→ Extract to read
○ ○ ○ ○ ○

In March 2015 the Supreme Court delivered its judgement in the case of Montgomery v Lanarkshire Health Board. The case involved a woman with diabetes whose son was born with serious disabilities after developing complications in labour. However, the judgement is relevant to the practice of every clinician in the UK and improvements within clinical governance.
The judgement makes clear the patient’s right to decide which, if any, available treatment to undergo and consent to, and the duty of the doctor to take reasonable care to ensure that the patient is aware of the material risks involved in any recommended and reasonable alternative treatments. The patient’s right to self-determination trumps the professional’s ‘best interests’ test.
Awareness of this amongst practitioners is variable and understanding of what it means in practice even more so. A mixture of ignorance, confusion, fear and learned helpless creates a potent cocktail of risk for patients, staff and healthcare organisations. But there is also a great opportunity to build trust and respect between different professional groups by introducing team working during training, and in maintaining skills and exercising them.
All clinicians are expected to understand the legal, professional and regulatory framework applying to informed consent and to meet these obligations in practice. Providing training to mixed professional teams brings them together to meet these expectations. It strengthens teamwork and prevents the breakdown of relationships which had such disastrous consequences for care at Morecambe Bay. Patients are safer, staff well-being and job satisfaction is enhanced and reputational risk is protected.

○ ○ ○ ○ ○

→ Brief
Condense the paragraph in the text on the Montgomery judgement that begins "All clinicians are expected" into a short list, keeping its main facts.

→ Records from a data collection

○ ○ ○ ○ ○

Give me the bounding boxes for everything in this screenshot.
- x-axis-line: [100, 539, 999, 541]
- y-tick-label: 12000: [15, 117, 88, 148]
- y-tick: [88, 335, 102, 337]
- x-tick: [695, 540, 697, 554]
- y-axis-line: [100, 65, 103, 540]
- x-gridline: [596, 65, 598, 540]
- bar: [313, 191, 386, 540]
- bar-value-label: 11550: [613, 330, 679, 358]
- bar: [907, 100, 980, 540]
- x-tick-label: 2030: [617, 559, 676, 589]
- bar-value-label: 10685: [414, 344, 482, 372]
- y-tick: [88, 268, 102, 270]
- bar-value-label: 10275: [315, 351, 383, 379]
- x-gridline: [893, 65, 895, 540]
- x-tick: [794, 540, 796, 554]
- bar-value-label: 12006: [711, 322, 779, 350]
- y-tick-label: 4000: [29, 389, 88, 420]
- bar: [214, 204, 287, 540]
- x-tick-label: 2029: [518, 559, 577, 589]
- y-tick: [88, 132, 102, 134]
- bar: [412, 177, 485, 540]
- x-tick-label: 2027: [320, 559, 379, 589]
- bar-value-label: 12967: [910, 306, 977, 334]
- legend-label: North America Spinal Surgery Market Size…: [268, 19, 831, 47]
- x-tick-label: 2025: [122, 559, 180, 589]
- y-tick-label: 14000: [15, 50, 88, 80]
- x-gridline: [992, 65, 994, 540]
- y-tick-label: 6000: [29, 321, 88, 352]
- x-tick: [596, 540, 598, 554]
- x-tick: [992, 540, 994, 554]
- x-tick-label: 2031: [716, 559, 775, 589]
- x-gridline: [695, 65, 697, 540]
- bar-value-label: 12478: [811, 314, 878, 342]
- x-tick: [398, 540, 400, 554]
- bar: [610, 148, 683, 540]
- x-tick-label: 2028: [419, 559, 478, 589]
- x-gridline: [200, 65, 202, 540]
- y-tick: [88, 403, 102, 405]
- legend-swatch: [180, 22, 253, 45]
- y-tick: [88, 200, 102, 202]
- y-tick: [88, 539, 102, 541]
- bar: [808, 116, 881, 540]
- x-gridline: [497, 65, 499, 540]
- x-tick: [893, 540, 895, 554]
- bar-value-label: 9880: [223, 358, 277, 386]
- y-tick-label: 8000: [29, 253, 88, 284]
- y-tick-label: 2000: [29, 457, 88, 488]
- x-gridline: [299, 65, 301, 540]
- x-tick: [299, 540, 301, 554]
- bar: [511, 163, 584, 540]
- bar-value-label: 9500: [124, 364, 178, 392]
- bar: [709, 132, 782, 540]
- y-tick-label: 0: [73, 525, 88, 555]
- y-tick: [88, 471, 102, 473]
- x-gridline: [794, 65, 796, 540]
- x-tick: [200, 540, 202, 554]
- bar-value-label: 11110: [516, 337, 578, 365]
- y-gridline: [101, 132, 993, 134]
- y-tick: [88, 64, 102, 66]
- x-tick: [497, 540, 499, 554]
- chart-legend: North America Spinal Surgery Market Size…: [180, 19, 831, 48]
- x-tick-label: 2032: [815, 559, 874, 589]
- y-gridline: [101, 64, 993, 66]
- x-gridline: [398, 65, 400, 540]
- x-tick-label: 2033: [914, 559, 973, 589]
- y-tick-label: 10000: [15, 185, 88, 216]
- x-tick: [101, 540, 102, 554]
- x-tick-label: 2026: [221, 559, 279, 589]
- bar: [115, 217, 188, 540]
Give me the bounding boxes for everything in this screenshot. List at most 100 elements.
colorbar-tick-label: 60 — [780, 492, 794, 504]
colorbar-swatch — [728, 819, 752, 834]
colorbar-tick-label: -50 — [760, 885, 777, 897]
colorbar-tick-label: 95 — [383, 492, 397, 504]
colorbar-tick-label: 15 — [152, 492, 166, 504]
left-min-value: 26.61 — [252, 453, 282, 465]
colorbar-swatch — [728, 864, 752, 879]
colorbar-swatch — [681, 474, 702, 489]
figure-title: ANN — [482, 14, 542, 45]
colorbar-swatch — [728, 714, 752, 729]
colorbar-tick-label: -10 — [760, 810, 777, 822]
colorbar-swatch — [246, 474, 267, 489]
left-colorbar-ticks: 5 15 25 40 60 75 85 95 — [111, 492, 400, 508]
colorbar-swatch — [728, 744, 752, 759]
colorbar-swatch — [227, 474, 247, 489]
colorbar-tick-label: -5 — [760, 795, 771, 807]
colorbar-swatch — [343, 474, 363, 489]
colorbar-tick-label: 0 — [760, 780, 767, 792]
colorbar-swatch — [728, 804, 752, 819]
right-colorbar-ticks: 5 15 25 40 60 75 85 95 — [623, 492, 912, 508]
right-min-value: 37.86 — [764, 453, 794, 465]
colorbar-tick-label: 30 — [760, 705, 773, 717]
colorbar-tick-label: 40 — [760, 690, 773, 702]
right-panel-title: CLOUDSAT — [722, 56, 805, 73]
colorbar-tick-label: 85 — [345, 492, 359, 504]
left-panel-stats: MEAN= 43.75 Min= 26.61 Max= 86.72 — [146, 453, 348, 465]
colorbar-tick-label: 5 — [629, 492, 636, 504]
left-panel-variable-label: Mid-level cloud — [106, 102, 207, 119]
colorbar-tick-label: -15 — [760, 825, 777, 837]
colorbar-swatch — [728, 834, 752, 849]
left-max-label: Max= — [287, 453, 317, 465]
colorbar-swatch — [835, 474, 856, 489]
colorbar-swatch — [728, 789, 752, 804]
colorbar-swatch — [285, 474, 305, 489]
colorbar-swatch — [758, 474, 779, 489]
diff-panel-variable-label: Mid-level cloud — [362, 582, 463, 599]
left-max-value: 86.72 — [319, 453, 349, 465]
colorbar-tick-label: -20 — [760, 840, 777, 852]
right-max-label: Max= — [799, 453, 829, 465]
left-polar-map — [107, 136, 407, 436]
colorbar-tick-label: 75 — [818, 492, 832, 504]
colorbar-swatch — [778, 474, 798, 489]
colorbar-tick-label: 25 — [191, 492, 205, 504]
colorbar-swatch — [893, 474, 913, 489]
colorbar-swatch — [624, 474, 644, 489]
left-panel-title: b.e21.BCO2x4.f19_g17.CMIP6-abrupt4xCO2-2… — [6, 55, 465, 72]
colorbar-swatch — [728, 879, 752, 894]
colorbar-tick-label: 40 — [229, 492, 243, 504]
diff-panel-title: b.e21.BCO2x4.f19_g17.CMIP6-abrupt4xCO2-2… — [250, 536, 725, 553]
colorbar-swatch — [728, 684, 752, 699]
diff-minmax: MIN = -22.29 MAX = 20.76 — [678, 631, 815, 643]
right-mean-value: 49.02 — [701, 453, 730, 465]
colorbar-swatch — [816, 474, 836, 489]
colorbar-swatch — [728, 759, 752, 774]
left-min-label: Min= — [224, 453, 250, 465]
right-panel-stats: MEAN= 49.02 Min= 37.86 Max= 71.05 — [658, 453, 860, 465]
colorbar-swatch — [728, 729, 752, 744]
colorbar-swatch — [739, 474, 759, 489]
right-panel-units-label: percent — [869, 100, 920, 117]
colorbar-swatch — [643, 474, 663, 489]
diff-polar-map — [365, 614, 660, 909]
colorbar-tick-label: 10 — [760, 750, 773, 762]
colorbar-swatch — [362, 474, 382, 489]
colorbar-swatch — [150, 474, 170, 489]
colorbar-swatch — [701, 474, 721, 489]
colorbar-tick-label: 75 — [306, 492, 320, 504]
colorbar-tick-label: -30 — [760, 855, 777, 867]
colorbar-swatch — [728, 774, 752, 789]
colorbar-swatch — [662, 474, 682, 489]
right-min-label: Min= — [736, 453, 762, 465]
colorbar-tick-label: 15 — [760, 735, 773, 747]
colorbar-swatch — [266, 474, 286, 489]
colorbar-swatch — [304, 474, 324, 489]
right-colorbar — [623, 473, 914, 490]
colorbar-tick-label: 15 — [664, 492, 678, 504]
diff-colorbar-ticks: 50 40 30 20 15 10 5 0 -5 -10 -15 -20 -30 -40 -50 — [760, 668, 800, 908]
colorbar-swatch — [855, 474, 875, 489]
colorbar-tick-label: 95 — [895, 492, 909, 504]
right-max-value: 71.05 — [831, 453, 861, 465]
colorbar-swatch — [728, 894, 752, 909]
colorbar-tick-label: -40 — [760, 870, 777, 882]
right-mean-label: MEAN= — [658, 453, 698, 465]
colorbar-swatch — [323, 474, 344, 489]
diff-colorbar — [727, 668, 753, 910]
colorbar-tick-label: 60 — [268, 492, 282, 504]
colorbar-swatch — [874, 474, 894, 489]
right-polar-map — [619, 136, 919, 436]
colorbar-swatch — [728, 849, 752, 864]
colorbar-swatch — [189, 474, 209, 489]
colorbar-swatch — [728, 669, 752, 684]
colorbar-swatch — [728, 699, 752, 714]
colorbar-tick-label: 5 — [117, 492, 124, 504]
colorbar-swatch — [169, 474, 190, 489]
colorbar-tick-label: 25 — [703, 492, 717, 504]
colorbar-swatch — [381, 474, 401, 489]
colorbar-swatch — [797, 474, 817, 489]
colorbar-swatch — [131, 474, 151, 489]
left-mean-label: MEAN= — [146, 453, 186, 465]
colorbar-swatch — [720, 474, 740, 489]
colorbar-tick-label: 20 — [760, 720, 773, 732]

○ ○ ○ ○ ○

→ Exercise output
- All clinicians are expected to understand the legal, professional and regulatory framework for informed consent and to meet these obligations in practice.
- Training mixed professional teams together helps them meet these expectations.
- Such training strengthens teamwork and prevents the kind of relationship breakdown that had disastrous consequences for care at Morecambe Bay.
- Patients are safer, staff well-being and job satisfaction are enhanced, and reputational risk is protected.